## The exercise
Select each line where the word "title" appears.

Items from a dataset
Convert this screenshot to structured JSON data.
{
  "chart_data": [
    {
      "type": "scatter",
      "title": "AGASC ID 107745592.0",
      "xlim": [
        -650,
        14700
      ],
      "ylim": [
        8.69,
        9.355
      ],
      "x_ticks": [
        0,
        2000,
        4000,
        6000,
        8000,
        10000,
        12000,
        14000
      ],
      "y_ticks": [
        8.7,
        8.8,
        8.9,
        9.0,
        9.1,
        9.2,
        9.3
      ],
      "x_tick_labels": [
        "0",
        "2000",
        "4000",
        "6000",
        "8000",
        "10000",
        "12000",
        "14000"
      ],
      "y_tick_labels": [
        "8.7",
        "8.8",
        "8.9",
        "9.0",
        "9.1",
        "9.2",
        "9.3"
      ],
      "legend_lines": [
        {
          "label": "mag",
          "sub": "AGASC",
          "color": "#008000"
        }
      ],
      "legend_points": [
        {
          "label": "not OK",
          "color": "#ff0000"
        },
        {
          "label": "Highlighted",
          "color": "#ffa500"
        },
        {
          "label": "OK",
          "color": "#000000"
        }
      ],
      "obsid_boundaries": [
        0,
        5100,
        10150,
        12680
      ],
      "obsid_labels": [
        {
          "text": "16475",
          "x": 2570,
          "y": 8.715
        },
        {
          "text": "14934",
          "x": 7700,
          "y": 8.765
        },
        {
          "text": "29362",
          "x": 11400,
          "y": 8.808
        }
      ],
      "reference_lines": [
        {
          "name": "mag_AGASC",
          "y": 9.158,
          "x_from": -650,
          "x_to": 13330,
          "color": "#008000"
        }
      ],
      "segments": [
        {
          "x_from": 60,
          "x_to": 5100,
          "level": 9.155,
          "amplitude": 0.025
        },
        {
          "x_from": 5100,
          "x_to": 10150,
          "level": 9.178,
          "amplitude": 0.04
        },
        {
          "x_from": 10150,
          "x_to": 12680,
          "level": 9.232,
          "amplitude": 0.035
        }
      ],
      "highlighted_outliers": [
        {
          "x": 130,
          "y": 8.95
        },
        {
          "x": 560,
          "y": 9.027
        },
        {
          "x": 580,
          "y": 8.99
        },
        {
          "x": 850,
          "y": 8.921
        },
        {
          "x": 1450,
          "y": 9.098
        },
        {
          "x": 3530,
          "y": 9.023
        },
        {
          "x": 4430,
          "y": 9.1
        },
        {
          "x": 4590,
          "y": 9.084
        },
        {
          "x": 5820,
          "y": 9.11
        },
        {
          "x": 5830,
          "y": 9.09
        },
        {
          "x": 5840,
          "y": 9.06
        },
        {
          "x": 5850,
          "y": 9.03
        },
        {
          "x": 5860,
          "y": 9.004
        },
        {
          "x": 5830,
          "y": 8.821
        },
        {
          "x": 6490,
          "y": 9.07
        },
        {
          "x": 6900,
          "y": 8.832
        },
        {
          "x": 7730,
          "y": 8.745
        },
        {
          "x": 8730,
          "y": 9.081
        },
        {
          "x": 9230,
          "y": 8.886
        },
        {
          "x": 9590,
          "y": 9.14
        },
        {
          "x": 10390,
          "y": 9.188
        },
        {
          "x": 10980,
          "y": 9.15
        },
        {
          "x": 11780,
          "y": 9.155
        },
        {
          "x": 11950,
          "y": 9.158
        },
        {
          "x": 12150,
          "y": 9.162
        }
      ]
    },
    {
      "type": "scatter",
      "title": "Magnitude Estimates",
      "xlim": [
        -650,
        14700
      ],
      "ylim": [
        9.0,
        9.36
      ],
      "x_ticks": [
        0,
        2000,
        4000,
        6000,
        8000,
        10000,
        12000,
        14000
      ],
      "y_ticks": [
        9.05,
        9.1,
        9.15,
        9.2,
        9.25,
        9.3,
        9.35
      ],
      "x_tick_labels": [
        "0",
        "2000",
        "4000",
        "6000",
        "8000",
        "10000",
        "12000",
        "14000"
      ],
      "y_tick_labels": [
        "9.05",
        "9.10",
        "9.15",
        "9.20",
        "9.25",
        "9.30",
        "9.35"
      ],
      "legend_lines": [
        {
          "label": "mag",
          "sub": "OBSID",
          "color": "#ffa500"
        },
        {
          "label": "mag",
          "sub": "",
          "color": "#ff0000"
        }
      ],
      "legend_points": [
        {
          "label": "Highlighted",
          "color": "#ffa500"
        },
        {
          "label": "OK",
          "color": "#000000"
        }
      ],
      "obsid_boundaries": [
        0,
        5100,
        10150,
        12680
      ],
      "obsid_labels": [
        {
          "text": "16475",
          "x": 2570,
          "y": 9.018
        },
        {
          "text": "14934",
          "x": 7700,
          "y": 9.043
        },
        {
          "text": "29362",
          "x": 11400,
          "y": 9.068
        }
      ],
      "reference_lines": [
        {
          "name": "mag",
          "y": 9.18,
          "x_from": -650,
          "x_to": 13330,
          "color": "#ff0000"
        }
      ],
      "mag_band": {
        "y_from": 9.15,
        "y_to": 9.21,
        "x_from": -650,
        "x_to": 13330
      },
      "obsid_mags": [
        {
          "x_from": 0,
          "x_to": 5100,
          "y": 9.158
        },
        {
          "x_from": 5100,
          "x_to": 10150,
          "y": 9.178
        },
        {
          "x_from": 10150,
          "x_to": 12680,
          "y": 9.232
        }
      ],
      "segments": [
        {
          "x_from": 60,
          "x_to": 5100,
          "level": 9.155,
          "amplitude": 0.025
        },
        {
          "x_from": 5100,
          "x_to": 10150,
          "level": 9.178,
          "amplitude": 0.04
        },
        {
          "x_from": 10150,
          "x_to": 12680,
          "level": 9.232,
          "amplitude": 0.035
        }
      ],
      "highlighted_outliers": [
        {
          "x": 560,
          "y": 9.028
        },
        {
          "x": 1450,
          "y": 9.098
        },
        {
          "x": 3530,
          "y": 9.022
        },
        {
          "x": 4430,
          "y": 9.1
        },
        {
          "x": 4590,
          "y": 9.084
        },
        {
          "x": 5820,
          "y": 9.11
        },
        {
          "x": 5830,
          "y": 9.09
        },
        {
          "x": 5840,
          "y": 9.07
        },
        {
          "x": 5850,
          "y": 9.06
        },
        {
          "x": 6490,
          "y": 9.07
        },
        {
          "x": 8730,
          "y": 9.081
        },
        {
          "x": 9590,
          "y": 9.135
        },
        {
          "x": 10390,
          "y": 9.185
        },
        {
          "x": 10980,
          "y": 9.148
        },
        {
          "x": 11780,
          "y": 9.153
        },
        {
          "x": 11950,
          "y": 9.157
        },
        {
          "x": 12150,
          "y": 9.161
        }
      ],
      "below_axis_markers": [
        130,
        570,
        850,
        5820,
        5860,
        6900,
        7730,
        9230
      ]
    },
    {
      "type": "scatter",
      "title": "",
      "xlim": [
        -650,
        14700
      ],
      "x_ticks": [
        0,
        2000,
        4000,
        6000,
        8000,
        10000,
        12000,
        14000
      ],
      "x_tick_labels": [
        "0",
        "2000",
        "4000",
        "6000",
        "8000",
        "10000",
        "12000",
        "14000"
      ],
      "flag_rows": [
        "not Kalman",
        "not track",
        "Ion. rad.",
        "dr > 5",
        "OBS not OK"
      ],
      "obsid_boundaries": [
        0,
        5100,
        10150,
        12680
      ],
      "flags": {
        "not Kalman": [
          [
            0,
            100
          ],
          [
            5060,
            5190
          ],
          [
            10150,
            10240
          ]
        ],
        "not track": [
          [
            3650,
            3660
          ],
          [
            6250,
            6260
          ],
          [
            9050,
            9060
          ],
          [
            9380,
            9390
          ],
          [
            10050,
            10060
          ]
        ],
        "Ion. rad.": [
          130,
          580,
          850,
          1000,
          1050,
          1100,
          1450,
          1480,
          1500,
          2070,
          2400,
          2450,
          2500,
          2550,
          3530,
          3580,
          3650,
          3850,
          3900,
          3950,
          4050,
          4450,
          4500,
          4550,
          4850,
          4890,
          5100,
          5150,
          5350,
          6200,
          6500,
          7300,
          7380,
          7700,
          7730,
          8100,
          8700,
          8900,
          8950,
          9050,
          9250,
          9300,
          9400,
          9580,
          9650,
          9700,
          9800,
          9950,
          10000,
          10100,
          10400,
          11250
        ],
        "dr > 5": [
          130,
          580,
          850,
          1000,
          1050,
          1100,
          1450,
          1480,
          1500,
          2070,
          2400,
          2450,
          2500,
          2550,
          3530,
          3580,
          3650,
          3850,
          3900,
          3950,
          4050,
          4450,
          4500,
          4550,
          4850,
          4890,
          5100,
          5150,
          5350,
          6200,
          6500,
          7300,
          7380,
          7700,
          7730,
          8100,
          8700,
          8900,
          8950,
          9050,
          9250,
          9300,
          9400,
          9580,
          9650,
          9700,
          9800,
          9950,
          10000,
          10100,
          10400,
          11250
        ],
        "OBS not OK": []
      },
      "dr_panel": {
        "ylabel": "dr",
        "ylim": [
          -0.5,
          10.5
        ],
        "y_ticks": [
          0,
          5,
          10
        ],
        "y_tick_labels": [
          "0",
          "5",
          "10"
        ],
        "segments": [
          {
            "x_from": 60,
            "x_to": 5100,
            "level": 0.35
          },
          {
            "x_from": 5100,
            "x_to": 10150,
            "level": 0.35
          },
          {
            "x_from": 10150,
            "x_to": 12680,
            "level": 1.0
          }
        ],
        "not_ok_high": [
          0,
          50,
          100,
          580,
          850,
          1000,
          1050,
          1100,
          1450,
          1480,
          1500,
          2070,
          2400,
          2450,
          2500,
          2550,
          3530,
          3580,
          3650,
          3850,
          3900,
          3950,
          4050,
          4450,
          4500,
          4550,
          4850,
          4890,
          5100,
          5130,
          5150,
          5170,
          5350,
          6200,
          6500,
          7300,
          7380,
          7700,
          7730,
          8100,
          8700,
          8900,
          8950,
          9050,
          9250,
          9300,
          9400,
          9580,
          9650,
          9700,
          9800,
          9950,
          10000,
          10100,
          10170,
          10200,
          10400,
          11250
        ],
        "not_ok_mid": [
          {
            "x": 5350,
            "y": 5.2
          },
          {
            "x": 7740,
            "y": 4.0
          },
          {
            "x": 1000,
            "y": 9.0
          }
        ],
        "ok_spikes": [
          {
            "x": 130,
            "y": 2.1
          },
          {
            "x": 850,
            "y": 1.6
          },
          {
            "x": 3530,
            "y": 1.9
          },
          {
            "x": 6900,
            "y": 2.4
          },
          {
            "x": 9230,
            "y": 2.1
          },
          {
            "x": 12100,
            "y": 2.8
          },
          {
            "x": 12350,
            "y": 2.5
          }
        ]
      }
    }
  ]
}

## Task output
      "title": "AGASC ID 107745592.0",
      "title": "Magnitude Estimates",
      "title": "",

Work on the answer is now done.